RECORDS FOR PROCESSING>

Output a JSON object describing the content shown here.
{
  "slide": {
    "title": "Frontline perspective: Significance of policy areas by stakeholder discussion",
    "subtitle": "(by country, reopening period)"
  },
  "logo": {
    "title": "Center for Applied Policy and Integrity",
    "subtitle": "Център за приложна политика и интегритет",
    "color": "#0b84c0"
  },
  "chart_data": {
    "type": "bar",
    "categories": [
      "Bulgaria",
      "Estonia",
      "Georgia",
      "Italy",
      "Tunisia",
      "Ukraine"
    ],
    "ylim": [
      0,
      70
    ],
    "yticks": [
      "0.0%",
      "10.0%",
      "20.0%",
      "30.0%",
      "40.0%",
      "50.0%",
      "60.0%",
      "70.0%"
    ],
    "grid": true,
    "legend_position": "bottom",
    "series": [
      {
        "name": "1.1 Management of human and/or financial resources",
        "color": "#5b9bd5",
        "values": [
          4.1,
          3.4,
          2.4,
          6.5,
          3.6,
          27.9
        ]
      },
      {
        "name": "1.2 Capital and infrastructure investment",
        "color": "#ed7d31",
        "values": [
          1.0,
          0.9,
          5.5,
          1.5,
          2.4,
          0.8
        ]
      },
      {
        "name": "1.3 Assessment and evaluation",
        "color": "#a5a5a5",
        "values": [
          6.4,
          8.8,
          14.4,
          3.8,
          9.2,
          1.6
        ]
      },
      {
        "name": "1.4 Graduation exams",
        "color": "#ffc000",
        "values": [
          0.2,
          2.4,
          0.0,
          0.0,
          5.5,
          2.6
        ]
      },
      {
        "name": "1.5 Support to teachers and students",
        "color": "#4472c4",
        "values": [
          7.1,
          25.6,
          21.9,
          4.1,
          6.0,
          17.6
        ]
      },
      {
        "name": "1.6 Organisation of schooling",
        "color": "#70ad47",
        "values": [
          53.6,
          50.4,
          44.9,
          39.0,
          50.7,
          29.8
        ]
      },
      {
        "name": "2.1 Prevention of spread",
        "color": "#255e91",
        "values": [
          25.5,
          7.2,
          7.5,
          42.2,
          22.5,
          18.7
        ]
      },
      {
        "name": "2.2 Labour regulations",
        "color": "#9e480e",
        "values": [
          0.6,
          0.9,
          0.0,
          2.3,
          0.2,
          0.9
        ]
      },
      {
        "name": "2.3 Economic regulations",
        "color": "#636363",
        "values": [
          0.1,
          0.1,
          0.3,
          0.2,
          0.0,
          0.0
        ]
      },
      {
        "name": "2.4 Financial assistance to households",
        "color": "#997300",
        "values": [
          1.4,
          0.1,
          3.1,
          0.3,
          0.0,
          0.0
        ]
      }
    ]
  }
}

DIRECTIONS> Reproduce all the data word for word.

SOLUTION TO THE EXERCISE>
Output a JSON object describing the content shown here.
{
  "slide": {
    "title": "Frontline perspective: Significance of policy areas by stakeholder discussion",
    "subtitle": "(by country, reopening period)"
  },
  "logo": {
    "title": "Center for Applied Policy and Integrity",
    "subtitle": "Център за приложна политика и интегритет",
    "color": "#0b84c0"
  },
  "chart_data": {
    "type": "bar",
    "categories": [
      "Bulgaria",
      "Estonia",
      "Georgia",
      "Italy",
      "Tunisia",
      "Ukraine"
    ],
    "ylim": [
      0,
      70
    ],
    "yticks": [
      "0.0%",
      "10.0%",
      "20.0%",
      "30.0%",
      "40.0%",
      "50.0%",
      "60.0%",
      "70.0%"
    ],
    "grid": true,
    "legend_position": "bottom",
    "series": [
      {
        "name": "1.1 Management of human and/or financial resources",
        "color": "#5b9bd5",
        "values": [
          4.1,
          3.4,
          2.4,
          6.5,
          3.6,
          27.9
        ]
      },
      {
        "name": "1.2 Capital and infrastructure investment",
        "color": "#ed7d31",
        "values": [
          1.0,
          0.9,
          5.5,
          1.5,
          2.4,
          0.8
        ]
      },
      {
        "name": "1.3 Assessment and evaluation",
        "color": "#a5a5a5",
        "values": [
          6.4,
          8.8,
          14.4,
          3.8,
          9.2,
          1.6
        ]
      },
      {
        "name": "1.4 Graduation exams",
        "color": "#ffc000",
        "values": [
          0.2,
          2.4,
          0.0,
          0.0,
          5.5,
          2.6
        ]
      },
      {
        "name": "1.5 Support to teachers and students",
        "color": "#4472c4",
        "values": [
          7.1,
          25.6,
          21.9,
          4.1,
          6.0,
          17.6
        ]
      },
      {
        "name": "1.6 Organisation of schooling",
        "color": "#70ad47",
        "values": [
          53.6,
          50.4,
          44.9,
          39.0,
          50.7,
          29.8
        ]
      },
      {
        "name": "2.1 Prevention of spread",
        "color": "#255e91",
        "values": [
          25.5,
          7.2,
          7.5,
          42.2,
          22.5,
          18.7
        ]
      },
      {
        "name": "2.2 Labour regulations",
        "color": "#9e480e",
        "values": [
          0.6,
          0.9,
          0.0,
          2.3,
          0.2,
          0.9
        ]
      },
      {
        "name": "2.3 Economic regulations",
        "color": "#636363",
        "values": [
          0.1,
          0.1,
          0.3,
          0.2,
          0.0,
          0.0
        ]
      },
      {
        "name": "2.4 Financial assistance to households",
        "color": "#997300",
        "values": [
          1.4,
          0.1,
          3.1,
          0.3,
          0.0,
          0.0
        ]
      }
    ]
  }
}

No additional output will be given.